__WORK TO COMPLETE__
Transcribe every line from the one containing "Text: No CATV" down to the one containing "Text: 2: 2 — [942, 1330, 950, 1342]", both included, exactly as they appear.

[Extracted records]
====
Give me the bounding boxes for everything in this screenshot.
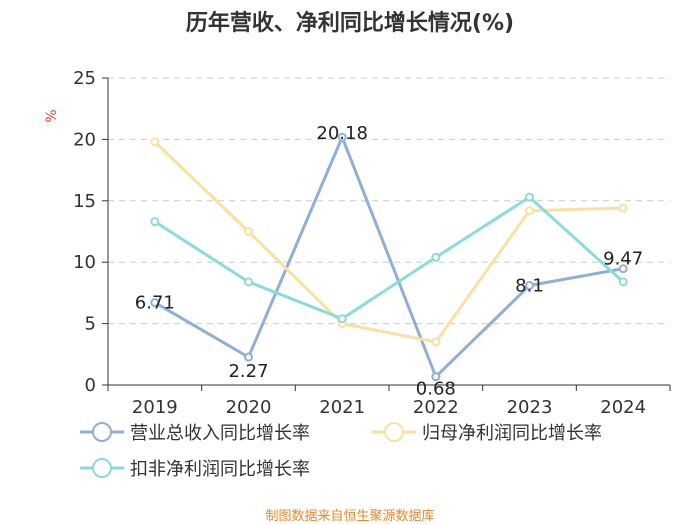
legend-label: 扣非净利润同比增长率: [130, 459, 310, 480]
series-2-point-2021: [337, 314, 347, 324]
y-tick-label: 20: [73, 129, 96, 150]
series-0-point-2019: [150, 298, 160, 308]
series-2-point-2023: [525, 192, 534, 202]
legend-item-1[interactable]: 归母净利润同比增长率: [372, 422, 602, 444]
series-line-1: [153, 140, 625, 344]
data-label-2024: 9.47: [603, 249, 643, 270]
series-2-point-2019: [150, 217, 160, 227]
series-0-point-2020: [244, 352, 253, 362]
x-tick-label-2024: 2024: [600, 397, 646, 418]
data-label-2022: 0.68: [416, 379, 456, 400]
series-0-point-2022: [431, 372, 441, 382]
legend-circle-icon: [92, 422, 112, 442]
series-2-point-2022: [431, 252, 441, 262]
series-0-point-2021: [337, 132, 347, 142]
series-1-point-2024: [618, 203, 628, 213]
x-tick-label-2023: 2023: [507, 397, 553, 418]
data-label-2023: 8.1: [515, 276, 544, 297]
y-tick-label: 0: [85, 375, 96, 396]
x-tick-label-2019: 2019: [132, 397, 178, 418]
chart-title: 历年营收、净利同比增长情况(%): [186, 10, 514, 36]
data-series: [150, 132, 628, 382]
series-0-point-2023: [525, 281, 534, 291]
grid-lines: [108, 77, 670, 325]
series-line-2: [153, 195, 625, 321]
data-label-2019: 6.71: [135, 293, 175, 314]
data-label-2021: 20.18: [316, 123, 368, 144]
series-1-point-2022: [431, 337, 441, 347]
x-tick-label-2021: 2021: [319, 397, 365, 418]
x-tick-label-2022: 2022: [413, 397, 459, 418]
series-1-point-2020: [244, 227, 253, 236]
series-1-point-2019: [150, 137, 160, 147]
series-line-0: [153, 135, 625, 379]
x-tick-label-2020: 2020: [226, 397, 272, 418]
legend-label: 营业总收入同比增长率: [130, 423, 310, 444]
legend-circle-icon: [384, 422, 404, 442]
series-2-point-2020: [244, 277, 253, 287]
y-tick-label: 15: [73, 191, 96, 212]
series-0-point-2024: [618, 264, 628, 274]
legend-label: 归母净利润同比增长率: [422, 423, 602, 444]
data-labels: 6.71 2.27 20.18 0.68 8.1 9.47: [135, 123, 643, 399]
source-note: 制图数据来自恒生聚源数据库: [265, 508, 434, 524]
axes: 0 5 10 15 20 25 2019 2020 2021 2022 2023 2024: [73, 68, 671, 418]
legend-circle-icon: [92, 458, 112, 478]
legend-item-0[interactable]: 营业总收入同比增长率: [80, 422, 310, 444]
y-tick-label: 10: [73, 252, 96, 273]
y-tick-label: 5: [85, 314, 96, 335]
series-2-point-2024: [618, 277, 628, 287]
legend-item-2[interactable]: 扣非净利润同比增长率: [80, 458, 310, 480]
data-label-2020: 2.27: [228, 361, 268, 382]
y-axis-unit-label: %: [44, 109, 60, 122]
y-tick-label: 25: [73, 68, 96, 89]
series-1-point-2023: [525, 206, 534, 216]
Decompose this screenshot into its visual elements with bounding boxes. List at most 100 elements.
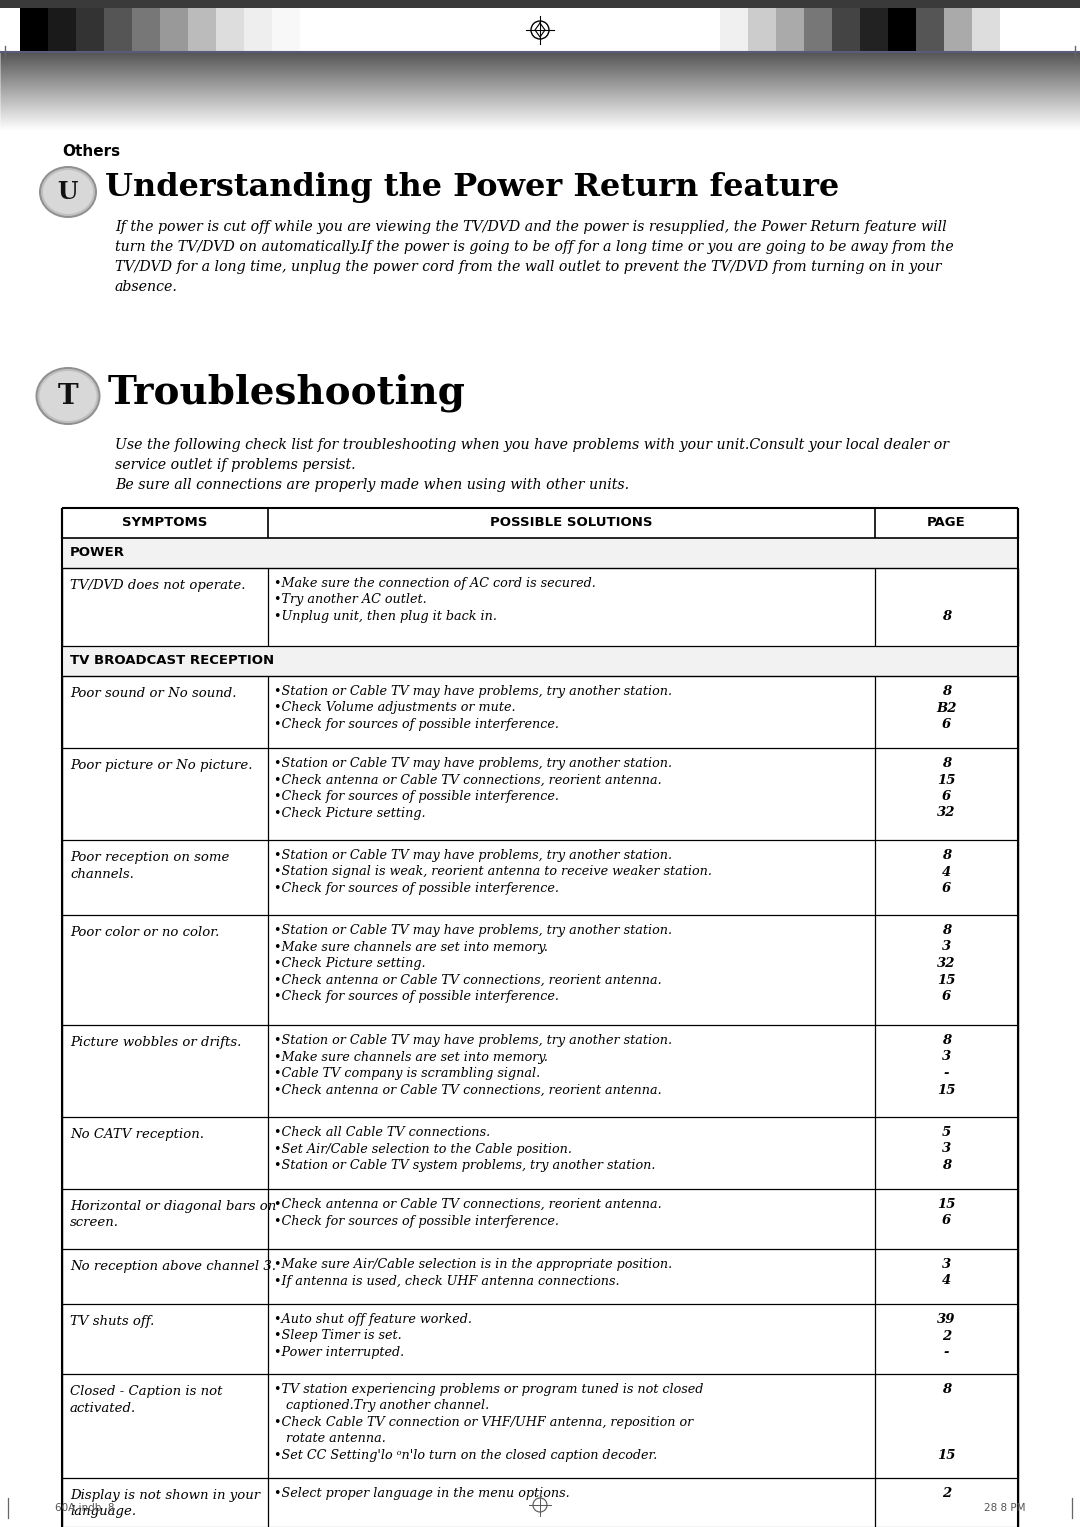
Text: No CATV reception.: No CATV reception. — [70, 1128, 204, 1141]
Bar — [160, 8, 188, 52]
Text: •Make sure channels are set into memory.: •Make sure channels are set into memory. — [273, 1051, 548, 1063]
Text: •Auto shut off feature worked.: •Auto shut off feature worked. — [273, 1313, 471, 1325]
Text: 8: 8 — [942, 757, 950, 770]
Bar — [272, 8, 300, 52]
Text: 39: 39 — [937, 1313, 956, 1325]
Bar — [944, 8, 972, 52]
Text: •Try another AC outlet.: •Try another AC outlet. — [273, 594, 427, 606]
Text: •Set Air/Cable selection to the Cable position.: •Set Air/Cable selection to the Cable po… — [273, 1142, 571, 1156]
Text: 8: 8 — [942, 1034, 950, 1048]
Bar — [76, 8, 104, 52]
Text: 8: 8 — [942, 1159, 950, 1173]
Text: Poor color or no color.: Poor color or no color. — [70, 925, 219, 939]
Text: •Station or Cable TV may have problems, try another station.: •Station or Cable TV may have problems, … — [273, 686, 672, 698]
Text: •Check for sources of possible interference.: •Check for sources of possible interfere… — [273, 989, 558, 1003]
Ellipse shape — [38, 370, 98, 423]
Text: •Power interrupted.: •Power interrupted. — [273, 1345, 404, 1359]
Bar — [832, 8, 860, 52]
Text: 28 8 PM: 28 8 PM — [984, 1503, 1025, 1513]
Text: Horizontal or diagonal bars on
screen.: Horizontal or diagonal bars on screen. — [70, 1200, 276, 1229]
Text: 2: 2 — [942, 1330, 950, 1342]
Text: SYMPTOMS: SYMPTOMS — [122, 516, 207, 530]
Text: 15: 15 — [937, 1449, 956, 1461]
Text: •Check Picture setting.: •Check Picture setting. — [273, 957, 426, 970]
Text: •Cable TV company is scrambling signal.: •Cable TV company is scrambling signal. — [273, 1067, 540, 1080]
Text: 6: 6 — [942, 1214, 950, 1228]
Text: PAGE: PAGE — [927, 516, 966, 530]
Text: 8: 8 — [942, 609, 950, 623]
Text: •Check all Cable TV connections.: •Check all Cable TV connections. — [273, 1125, 489, 1139]
Text: •Select proper language in the menu options.: •Select proper language in the menu opti… — [273, 1487, 569, 1500]
Text: Closed - Caption is not
activated.: Closed - Caption is not activated. — [70, 1385, 222, 1414]
Text: No reception above channel 3.: No reception above channel 3. — [70, 1260, 276, 1274]
Bar — [0, 0, 1080, 8]
Text: 15: 15 — [937, 774, 956, 786]
Text: Poor sound or No sound.: Poor sound or No sound. — [70, 687, 237, 699]
Text: •Set CC Setting'lo ᵒn'lo turn on the closed caption decoder.: •Set CC Setting'lo ᵒn'lo turn on the clo… — [273, 1449, 657, 1461]
Text: TV BROADCAST RECEPTION: TV BROADCAST RECEPTION — [70, 655, 274, 667]
Text: •Check antenna or Cable TV connections, reorient antenna.: •Check antenna or Cable TV connections, … — [273, 974, 661, 986]
Ellipse shape — [40, 371, 96, 421]
Text: 3: 3 — [942, 1142, 950, 1156]
Bar — [132, 8, 160, 52]
Bar — [62, 538, 1018, 568]
Text: T: T — [57, 382, 79, 409]
Bar — [748, 8, 777, 52]
Bar — [916, 8, 944, 52]
Bar — [104, 8, 132, 52]
Text: Troubleshooting: Troubleshooting — [108, 373, 465, 411]
Bar — [777, 8, 804, 52]
Text: •Check for sources of possible interference.: •Check for sources of possible interfere… — [273, 718, 558, 731]
Text: 15: 15 — [937, 1084, 956, 1096]
Text: 4: 4 — [942, 1275, 950, 1287]
Ellipse shape — [36, 366, 100, 425]
Bar — [972, 8, 1000, 52]
Text: 3: 3 — [942, 1258, 950, 1270]
Text: 6: 6 — [942, 989, 950, 1003]
Text: -: - — [944, 1345, 949, 1359]
Bar — [720, 8, 748, 52]
Text: •If antenna is used, check UHF antenna connections.: •If antenna is used, check UHF antenna c… — [273, 1275, 619, 1287]
Text: Display is not shown in your
language.: Display is not shown in your language. — [70, 1489, 260, 1518]
Bar — [860, 8, 888, 52]
Text: •Station or Cable TV may have problems, try another station.: •Station or Cable TV may have problems, … — [273, 849, 672, 863]
Text: 8: 8 — [942, 849, 950, 863]
Bar — [216, 8, 244, 52]
Text: 5: 5 — [942, 1125, 950, 1139]
Text: -: - — [944, 1067, 949, 1080]
Text: 8: 8 — [942, 924, 950, 938]
Text: •Station or Cable TV may have problems, try another station.: •Station or Cable TV may have problems, … — [273, 924, 672, 938]
Text: 3: 3 — [942, 1051, 950, 1063]
Text: 6: 6 — [942, 883, 950, 895]
Text: 32: 32 — [937, 806, 956, 820]
Ellipse shape — [41, 168, 95, 215]
Text: Use the following check list for troubleshooting when you have problems with you: Use the following check list for trouble… — [114, 438, 949, 472]
Bar — [888, 8, 916, 52]
Text: Poor picture or No picture.: Poor picture or No picture. — [70, 759, 253, 773]
Text: •Check for sources of possible interference.: •Check for sources of possible interfere… — [273, 789, 558, 803]
Bar — [188, 8, 216, 52]
Text: 32: 32 — [937, 957, 956, 970]
Ellipse shape — [43, 169, 93, 214]
Text: •Make sure channels are set into memory.: •Make sure channels are set into memory. — [273, 941, 548, 953]
Bar — [62, 646, 1018, 676]
Text: 4: 4 — [942, 866, 950, 878]
Text: •Check antenna or Cable TV connections, reorient antenna.: •Check antenna or Cable TV connections, … — [273, 774, 661, 786]
Text: •TV station experiencing problems or program tuned is not closed
   captioned.Tr: •TV station experiencing problems or pro… — [273, 1383, 703, 1412]
Bar — [804, 8, 832, 52]
Text: POWER: POWER — [70, 547, 125, 559]
Text: 15: 15 — [937, 974, 956, 986]
Text: If the power is cut off while you are viewing the TV/DVD and the power is resupp: If the power is cut off while you are vi… — [114, 220, 954, 295]
Text: •Station signal is weak, reorient antenna to receive weaker station.: •Station signal is weak, reorient antenn… — [273, 866, 712, 878]
Bar — [21, 8, 48, 52]
Text: •Make sure the connection of AC cord is secured.: •Make sure the connection of AC cord is … — [273, 577, 595, 589]
Text: 3: 3 — [942, 941, 950, 953]
Text: Be sure all connections are properly made when using with other units.: Be sure all connections are properly mad… — [114, 478, 630, 492]
Text: U: U — [57, 180, 78, 205]
Text: 2: 2 — [942, 1487, 950, 1500]
Text: B2: B2 — [936, 701, 957, 715]
Text: 6: 6 — [942, 789, 950, 803]
Text: •Make sure Air/Cable selection is in the appropriate position.: •Make sure Air/Cable selection is in the… — [273, 1258, 672, 1270]
Text: 8: 8 — [942, 686, 950, 698]
Text: 60A.indb  8: 60A.indb 8 — [55, 1503, 114, 1513]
====
__THE SOLUTION__
Text: No CATV reception.: No CATV reception. — [70, 1128, 204, 1141]
Bar — [160, 8, 188, 52]
Text: •Make sure channels are set into memory.: •Make sure channels are set into memory. — [273, 1051, 548, 1063]
Text: •Auto shut off feature worked.: •Auto shut off feature worked. — [273, 1313, 471, 1325]
Text: 8: 8 — [942, 757, 950, 770]
Bar — [272, 8, 300, 52]
Text: 39: 39 — [937, 1313, 956, 1325]
Bar — [944, 8, 972, 52]
Text: •Try another AC outlet.: •Try another AC outlet. — [273, 594, 427, 606]
Text: •Set Air/Cable selection to the Cable position.: •Set Air/Cable selection to the Cable po… — [273, 1142, 571, 1156]
Text: 8: 8 — [942, 1034, 950, 1048]
Bar — [76, 8, 104, 52]
Text: 8: 8 — [942, 1159, 950, 1173]
Text: Poor color or no color.: Poor color or no color. — [70, 925, 219, 939]
Text: •Station or Cable TV may have problems, try another station.: •Station or Cable TV may have problems, … — [273, 686, 672, 698]
Text: •Check for sources of possible interference.: •Check for sources of possible interfere… — [273, 989, 558, 1003]
Ellipse shape — [38, 370, 98, 423]
Text: •Power interrupted.: •Power interrupted. — [273, 1345, 404, 1359]
Bar — [832, 8, 860, 52]
Text: 28 8 PM: 28 8 PM — [984, 1503, 1025, 1513]
Text: Horizontal or diagonal bars on
screen.: Horizontal or diagonal bars on screen. — [70, 1200, 276, 1229]
Text: 2: 2 — [942, 1330, 950, 1342]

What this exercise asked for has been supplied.